# Start of Provided entries

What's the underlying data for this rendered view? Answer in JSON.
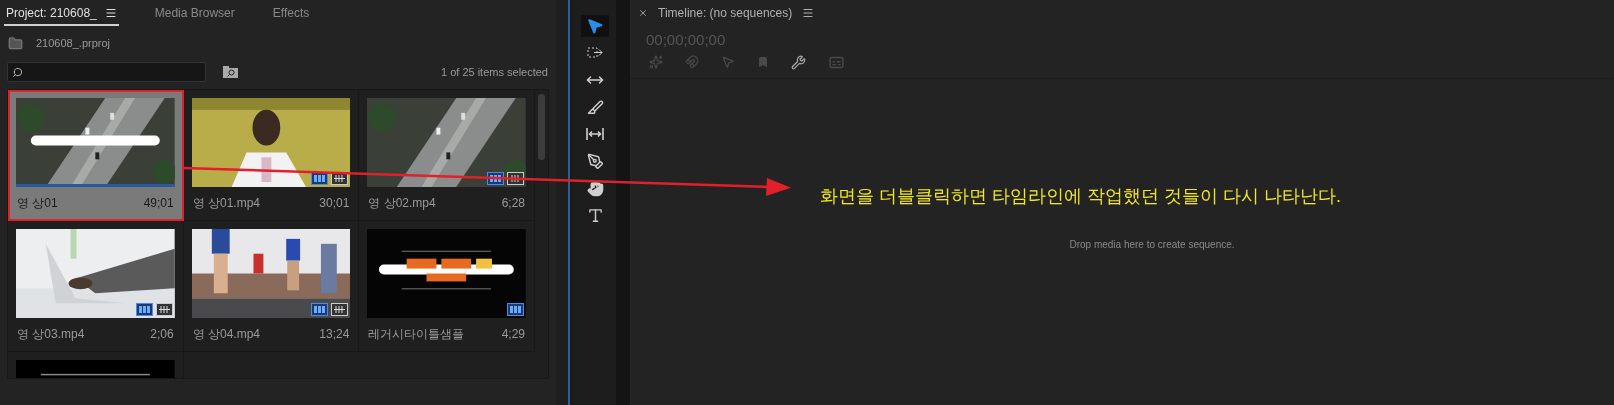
{
  "project_panel": {
    "tabs": [
      {
        "label": "Project: 210608_",
        "selected": true,
        "menu": true
      },
      {
        "label": "Media Browser",
        "selected": false,
        "menu": false
      },
      {
        "label": "Effects",
        "selected": false,
        "menu": false
      }
    ],
    "path": "210608_.prproj",
    "status": "1 of 25 items selected",
    "items": [
      {
        "name": "영 상01",
        "duration": "49;01",
        "selected": true,
        "video": false,
        "audio": false
      },
      {
        "name": "영 상01.mp4",
        "duration": "30;01",
        "selected": false,
        "video": true,
        "audio": true
      },
      {
        "name": "영 상02.mp4",
        "duration": "6;28",
        "selected": false,
        "video": true,
        "audio": true
      },
      {
        "name": "영 상03.mp4",
        "duration": "2;06",
        "selected": false,
        "video": true,
        "audio": true
      },
      {
        "name": "영 상04.mp4",
        "duration": "13;24",
        "selected": false,
        "video": true,
        "audio": true
      },
      {
        "name": "레거시타이틀샘플",
        "duration": "4;29",
        "selected": false,
        "video": true,
        "audio": false
      },
      {
        "selected": false
      }
    ]
  },
  "tools": [
    {
      "kind": "selection",
      "selected": true
    },
    {
      "kind": "track-select",
      "selected": false
    },
    {
      "kind": "ripple",
      "selected": false
    },
    {
      "kind": "razor",
      "selected": false
    },
    {
      "kind": "slip",
      "selected": false
    },
    {
      "kind": "pen",
      "selected": false
    },
    {
      "kind": "hand",
      "selected": false
    },
    {
      "kind": "type",
      "selected": false
    }
  ],
  "timeline": {
    "title": "Timeline: (no sequences)",
    "timecode": "00;00;00;00",
    "empty_hint": "Drop media here to create sequence."
  },
  "annotation": "화면을 더블클릭하면 타임라인에 작업했던 것들이 다시 나타난다."
}
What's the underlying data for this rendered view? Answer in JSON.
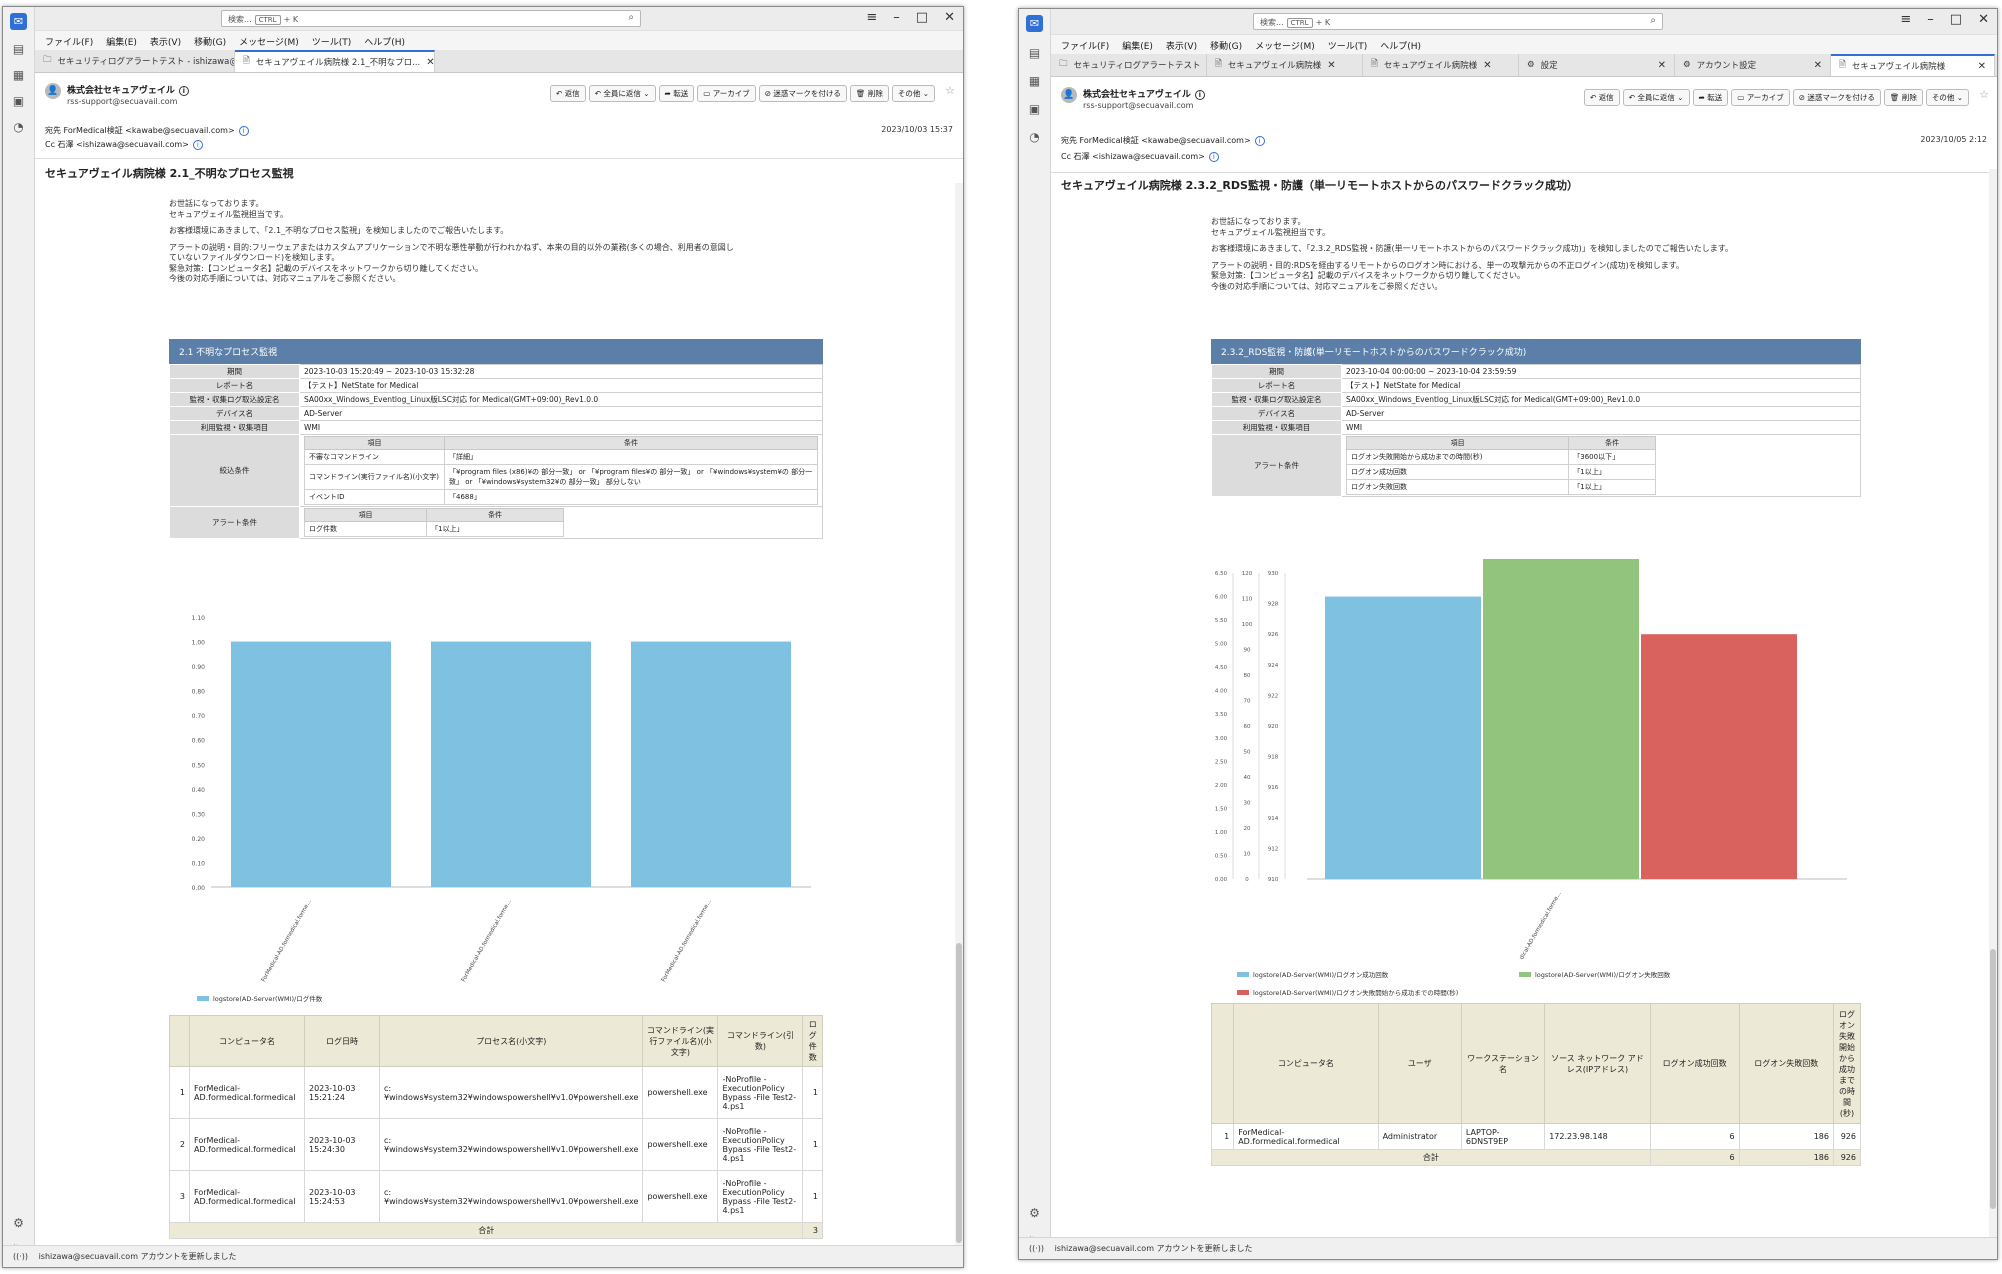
{
  "app": {
    "search_placeholder": "検索...",
    "search_key": "CTRL",
    "search_key2": "K",
    "menu": [
      "ファイル(F)",
      "編集(E)",
      "表示(V)",
      "移動(G)",
      "メッセージ(M)",
      "ツール(T)",
      "ヘルプ(H)"
    ],
    "status_text": "ishizawa@secuavail.com アカウントを更新しました",
    "sender_name": "株式会社セキュアヴェイル",
    "sender_email": "rss-support@secuavail.com",
    "actions": [
      "返信",
      "全員に返信",
      "転送",
      "アーカイブ",
      "迷惑マークを付ける",
      "削除",
      "その他"
    ]
  },
  "window1": {
    "tabs": [
      {
        "label": "セキュリティログアラートテスト - ishizawa@...",
        "active": false
      },
      {
        "label": "セキュアヴェイル病院様 2.1_不明なプロ...",
        "active": true
      }
    ],
    "to": "宛先 ForMedical検証 <kawabe@secuavail.com>",
    "cc": "Cc 石澤 <ishizawa@secuavail.com>",
    "date": "2023/10/03 15:37",
    "subject": "セキュアヴェイル病院様 2.1_不明なプロセス監視",
    "body": [
      "お世話になっております。",
      "セキュアヴェイル監視担当です。",
      "",
      "お客様環境にあきまして、「2.1_不明なプロセス監視」を検知しましたのでご報告いたします。",
      "",
      "アラートの説明・目的:フリーウェアまたはカスタムアプリケーションで不明な悪性挙動が行われかねず、本来の目的以外の業務(多くの場合、利用者の意図し",
      "ていないファイルダウンロード)を検知します。",
      "緊急対策:【コンピュータ名】記載のデバイスをネットワークから切り離してください。",
      "今後の対応手順については、対応マニュアルをご参照ください。"
    ],
    "report": {
      "heading": "2.1 不明なプロセス監視",
      "rows": [
        {
          "k": "期間",
          "v": "2023-10-03 15:20:49 ~ 2023-10-03 15:32:28"
        },
        {
          "k": "レポート名",
          "v": "【テスト】NetState for Medical"
        },
        {
          "k": "監視・収集ログ取込設定名",
          "v": "SA00xx_Windows_Eventlog_Linux版LSC対応 for Medical(GMT+09:00)_Rev1.0.0"
        },
        {
          "k": "デバイス名",
          "v": "AD-Server"
        },
        {
          "k": "利用監視・収集項目",
          "v": "WMI"
        }
      ],
      "filter_label": "絞込条件",
      "filter_head": [
        "項目",
        "条件"
      ],
      "filters": [
        [
          "不審なコマンドライン",
          "「詳細」"
        ],
        [
          "コマンドライン(実行ファイル名)(小文字)",
          "「¥program files (x86)¥の 部分一致」 or 「¥program files¥の 部分一致」 or 「¥windows¥system¥の 部分一致」 or 「¥windows¥system32¥の 部分一致」 部分しない"
        ],
        [
          "イベントID",
          "「4688」"
        ]
      ],
      "alert_label": "アラート条件",
      "alert_head": [
        "項目",
        "条件"
      ],
      "alerts": [
        [
          "ログ件数",
          "「1以上」"
        ]
      ]
    },
    "table": {
      "headers": [
        "",
        "コンピュータ名",
        "ログ日時",
        "プロセス名(小文字)",
        "コマンドライン(実行ファイル名)(小文字)",
        "コマンドライン(引数)",
        "ログ件数"
      ],
      "rows": [
        [
          "1",
          "ForMedical-AD.formedical.formedical",
          "2023-10-03 15:21:24",
          "c:¥windows¥system32¥windowspowershell¥v1.0¥powershell.exe",
          "powershell.exe",
          "-NoProfile -ExecutionPolicy Bypass -File Test2-4.ps1",
          "1"
        ],
        [
          "2",
          "ForMedical-AD.formedical.formedical",
          "2023-10-03 15:24:30",
          "c:¥windows¥system32¥windowspowershell¥v1.0¥powershell.exe",
          "powershell.exe",
          "-NoProfile -ExecutionPolicy Bypass -File Test2-4.ps1",
          "1"
        ],
        [
          "3",
          "ForMedical-AD.formedical.formedical",
          "2023-10-03 15:24:53",
          "c:¥windows¥system32¥windowspowershell¥v1.0¥powershell.exe",
          "powershell.exe",
          "-NoProfile -ExecutionPolicy Bypass -File Test2-4.ps1",
          "1"
        ]
      ],
      "total_label": "合計",
      "total_value": "3"
    }
  },
  "window2": {
    "tabs": [
      {
        "label": "セキュリティログアラートテスト",
        "active": false
      },
      {
        "label": "セキュアヴェイル病院様",
        "active": false
      },
      {
        "label": "セキュアヴェイル病院様",
        "active": false
      },
      {
        "label": "設定",
        "active": false
      },
      {
        "label": "アカウント設定",
        "active": false
      },
      {
        "label": "セキュアヴェイル病院様",
        "active": true
      }
    ],
    "to": "宛先 ForMedical検証 <kawabe@secuavail.com>",
    "cc": "Cc 石澤 <ishizawa@secuavail.com>",
    "date": "2023/10/05 2:12",
    "subject": "セキュアヴェイル病院様 2.3.2_RDS監視・防護（単一リモートホストからのパスワードクラック成功）",
    "body": [
      "お世話になっております。",
      "セキュアヴェイル監視担当です。",
      "",
      "お客様環境にあきまして、「2.3.2_RDS監視・防護(単一リモートホストからのパスワードクラック成功)」を検知しましたのでご報告いたします。",
      "",
      "アラートの説明・目的:RDSを経由するリモートからのログオン時における、単一の攻撃元からの不正ログイン(成功)を検知します。",
      "緊急対策:【コンピュータ名】記載のデバイスをネットワークから切り離してください。",
      "今後の対応手順については、対応マニュアルをご参照ください。"
    ],
    "report": {
      "heading": "2.3.2_RDS監視・防護(単一リモートホストからのパスワードクラック成功)",
      "rows": [
        {
          "k": "期間",
          "v": "2023-10-04 00:00:00 ~ 2023-10-04 23:59:59"
        },
        {
          "k": "レポート名",
          "v": "【テスト】NetState for Medical"
        },
        {
          "k": "監視・収集ログ取込設定名",
          "v": "SA00xx_Windows_Eventlog_Linux版LSC対応 for Medical(GMT+09:00)_Rev1.0.0"
        },
        {
          "k": "デバイス名",
          "v": "AD-Server"
        },
        {
          "k": "利用監視・収集項目",
          "v": "WMI"
        }
      ],
      "alert_label": "アラート条件",
      "alert_head": [
        "項目",
        "条件"
      ],
      "alerts": [
        [
          "ログオン失敗開始から成功までの時間(秒)",
          "「3600以下」"
        ],
        [
          "ログオン成功回数",
          "「1以上」"
        ],
        [
          "ログオン失敗回数",
          "「1以上」"
        ]
      ]
    },
    "table": {
      "headers": [
        "",
        "コンピュータ名",
        "ユーザ",
        "ワークステーション名",
        "ソース ネットワーク アドレス(IPアドレス)",
        "ログオン成功回数",
        "ログオン失敗回数",
        "ログオン失敗開始から成功までの時間(秒)"
      ],
      "rows": [
        [
          "1",
          "ForMedical-AD.formedical.formedical",
          "Administrator",
          "LAPTOP-6DNST9EP",
          "172.23.98.148",
          "6",
          "186",
          "926"
        ]
      ],
      "total_label": "合計",
      "total_values": [
        "6",
        "186",
        "926"
      ]
    }
  },
  "chart_data": [
    {
      "type": "bar",
      "title": "",
      "categories": [
        "ForMedical-AD.formedical.forme...",
        "ForMedical-AD.formedical.forme...",
        "ForMedical-AD.formedical.forme..."
      ],
      "series": [
        {
          "name": "logstore(AD-Server(WMI)/ログ件数",
          "values": [
            1,
            1,
            1
          ],
          "color": "#7fc1e0"
        }
      ],
      "ylim": [
        0,
        1.1
      ],
      "yticks": [
        "0.00",
        "0.10",
        "0.20",
        "0.30",
        "0.40",
        "0.50",
        "0.60",
        "0.70",
        "0.80",
        "0.90",
        "1.00",
        "1.10"
      ],
      "grid": false,
      "legend": "bottom-left"
    },
    {
      "type": "bar",
      "title": "",
      "categories": [
        "ForMedical-AD.formedical.forme..."
      ],
      "series": [
        {
          "name": "logstore(AD-Server(WMI)/ログオン成功回数",
          "values": [
            6
          ],
          "color": "#7fc1e0",
          "axis_ticks": [
            "0.00",
            "0.50",
            "1.00",
            "1.50",
            "2.00",
            "2.50",
            "3.00",
            "3.50",
            "4.00",
            "4.50",
            "5.00",
            "5.50",
            "6.00",
            "6.50"
          ]
        },
        {
          "name": "logstore(AD-Server(WMI)/ログオン失敗回数",
          "values": [
            186
          ],
          "color": "#93c47d",
          "axis_ticks": [
            "0",
            "10",
            "20",
            "30",
            "40",
            "50",
            "60",
            "70",
            "80",
            "90",
            "100",
            "110",
            "120"
          ]
        },
        {
          "name": "logstore(AD-Server(WMI)/ログオン失敗開始から成功までの時間(秒)",
          "values": [
            926
          ],
          "color": "#d9625f",
          "axis_ticks": [
            "910",
            "912",
            "914",
            "916",
            "918",
            "920",
            "922",
            "924",
            "926",
            "928",
            "930"
          ]
        }
      ],
      "grid": false,
      "legend": "bottom"
    }
  ]
}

# End of Provided entries

__Objective__.
Copy all lines above containing the string "menu".

__Response to this task__.
        "menu": true
        "menu": false
        "menu": false
    "menu": [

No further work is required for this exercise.